Exercise description ▸
Read the records below. Copy each line where the string "รอบท" occurs.
-- Stored rows start --
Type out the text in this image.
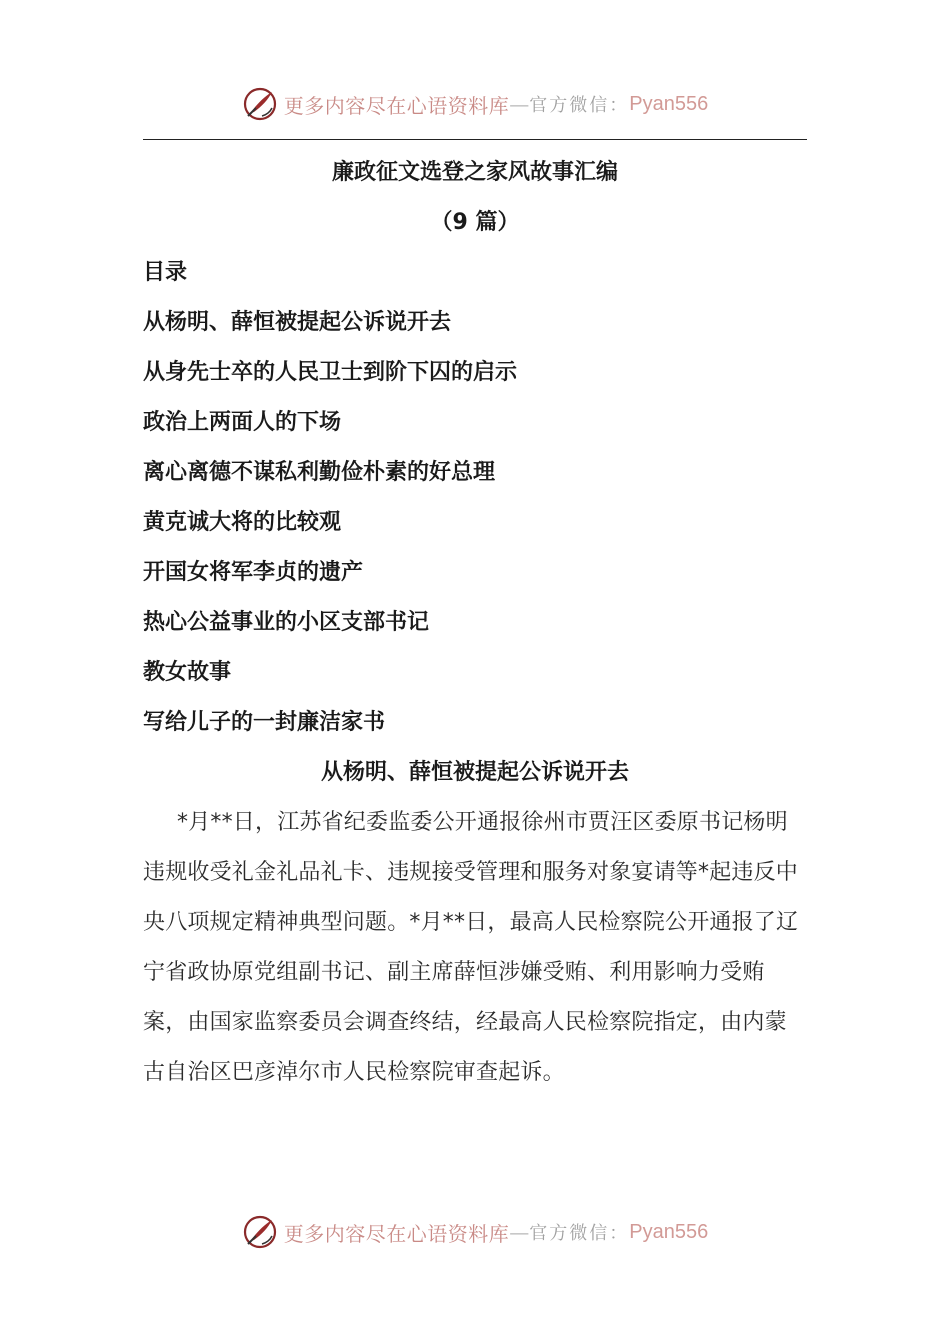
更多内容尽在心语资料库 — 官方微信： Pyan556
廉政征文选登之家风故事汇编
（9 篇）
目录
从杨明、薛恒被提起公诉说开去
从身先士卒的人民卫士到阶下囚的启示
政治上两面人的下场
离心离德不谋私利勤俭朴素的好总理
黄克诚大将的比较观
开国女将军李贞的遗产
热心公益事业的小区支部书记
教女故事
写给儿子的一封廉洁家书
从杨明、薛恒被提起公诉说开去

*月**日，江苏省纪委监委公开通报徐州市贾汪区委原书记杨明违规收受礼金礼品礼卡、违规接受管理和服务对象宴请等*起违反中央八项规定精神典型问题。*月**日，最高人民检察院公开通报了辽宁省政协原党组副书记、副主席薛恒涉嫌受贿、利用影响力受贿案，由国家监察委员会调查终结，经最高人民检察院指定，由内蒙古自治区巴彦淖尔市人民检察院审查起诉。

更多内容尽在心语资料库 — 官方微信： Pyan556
-- Stored rows end --
-- Stored rows start --
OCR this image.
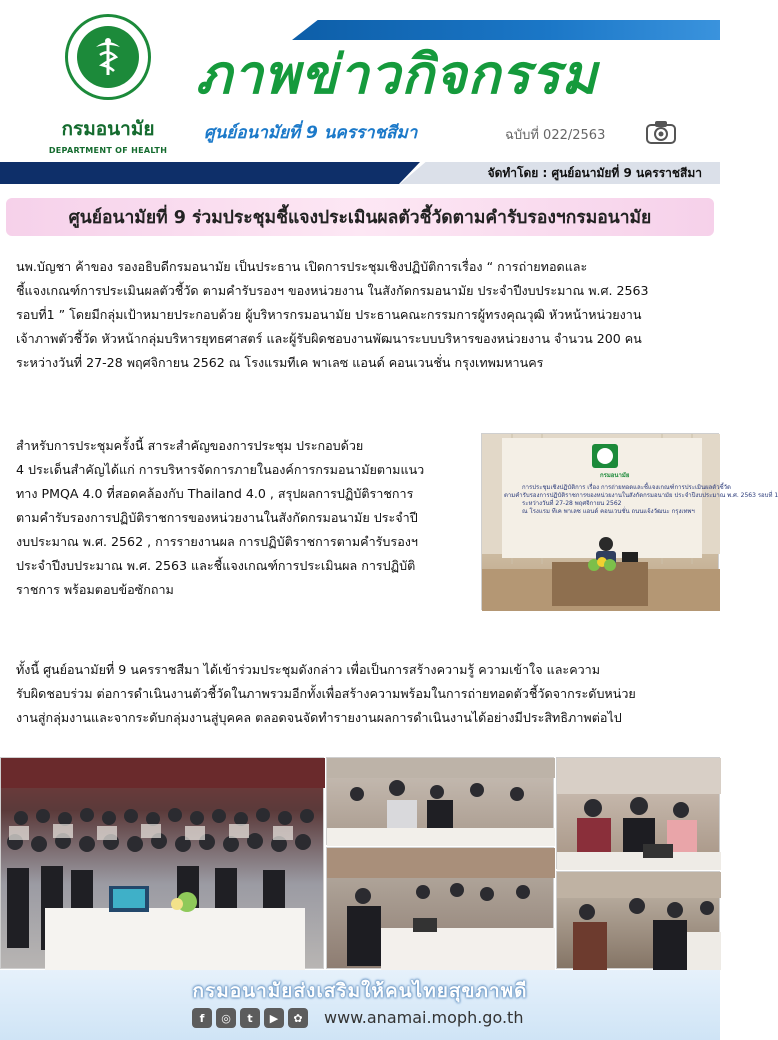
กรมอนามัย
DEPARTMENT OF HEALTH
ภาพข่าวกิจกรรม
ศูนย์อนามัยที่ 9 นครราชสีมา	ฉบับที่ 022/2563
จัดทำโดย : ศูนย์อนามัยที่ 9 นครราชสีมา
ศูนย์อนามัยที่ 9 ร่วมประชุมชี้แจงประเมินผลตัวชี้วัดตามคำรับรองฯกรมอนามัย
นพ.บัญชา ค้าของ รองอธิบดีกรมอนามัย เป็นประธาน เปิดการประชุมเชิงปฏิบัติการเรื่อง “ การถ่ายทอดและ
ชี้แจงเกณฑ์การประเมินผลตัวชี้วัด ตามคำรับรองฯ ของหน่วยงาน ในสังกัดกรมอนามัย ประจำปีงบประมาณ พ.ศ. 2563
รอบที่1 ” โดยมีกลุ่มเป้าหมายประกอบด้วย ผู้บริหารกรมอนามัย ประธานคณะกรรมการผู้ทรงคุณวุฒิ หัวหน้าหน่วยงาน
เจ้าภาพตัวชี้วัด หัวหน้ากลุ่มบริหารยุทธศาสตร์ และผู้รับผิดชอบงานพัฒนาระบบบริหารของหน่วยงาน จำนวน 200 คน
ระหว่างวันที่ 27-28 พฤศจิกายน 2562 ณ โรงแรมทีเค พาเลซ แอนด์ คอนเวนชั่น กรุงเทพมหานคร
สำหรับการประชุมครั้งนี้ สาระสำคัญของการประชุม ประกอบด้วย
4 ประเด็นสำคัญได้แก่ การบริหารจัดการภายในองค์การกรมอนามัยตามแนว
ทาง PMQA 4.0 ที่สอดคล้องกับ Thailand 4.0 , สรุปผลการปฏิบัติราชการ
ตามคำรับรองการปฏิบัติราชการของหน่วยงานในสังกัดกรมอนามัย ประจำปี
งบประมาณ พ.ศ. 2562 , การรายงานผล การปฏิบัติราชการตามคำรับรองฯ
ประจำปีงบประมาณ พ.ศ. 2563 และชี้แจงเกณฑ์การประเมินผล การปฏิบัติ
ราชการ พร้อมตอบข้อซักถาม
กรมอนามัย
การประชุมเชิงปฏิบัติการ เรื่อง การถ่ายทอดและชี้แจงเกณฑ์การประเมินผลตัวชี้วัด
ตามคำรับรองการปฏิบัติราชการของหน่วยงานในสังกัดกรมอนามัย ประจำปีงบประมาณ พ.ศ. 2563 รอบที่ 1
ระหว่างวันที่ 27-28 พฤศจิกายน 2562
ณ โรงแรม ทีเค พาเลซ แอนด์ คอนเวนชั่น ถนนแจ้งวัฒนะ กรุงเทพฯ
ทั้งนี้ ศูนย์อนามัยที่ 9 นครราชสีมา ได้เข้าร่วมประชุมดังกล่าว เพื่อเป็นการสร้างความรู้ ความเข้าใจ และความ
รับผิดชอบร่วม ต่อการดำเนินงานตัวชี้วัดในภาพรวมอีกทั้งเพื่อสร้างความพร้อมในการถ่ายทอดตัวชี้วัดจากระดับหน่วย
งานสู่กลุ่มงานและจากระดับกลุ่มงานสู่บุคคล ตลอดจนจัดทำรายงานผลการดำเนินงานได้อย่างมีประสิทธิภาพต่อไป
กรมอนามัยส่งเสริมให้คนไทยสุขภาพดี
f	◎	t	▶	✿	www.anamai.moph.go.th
-- Stored rows end --
Final answer ▸
รอบที่1 ” โดยมีกลุ่มเป้าหมายประกอบด้วย ผู้บริหารกรมอนามัย ประธานคณะกรรมการผู้ทรงคุณวุฒิ หัวหน้าหน่วยงาน
ตามคำรับรองการปฏิบัติราชการของหน่วยงานในสังกัดกรมอนามัย ประจำปีงบประมาณ พ.ศ. 2563 รอบที่ 1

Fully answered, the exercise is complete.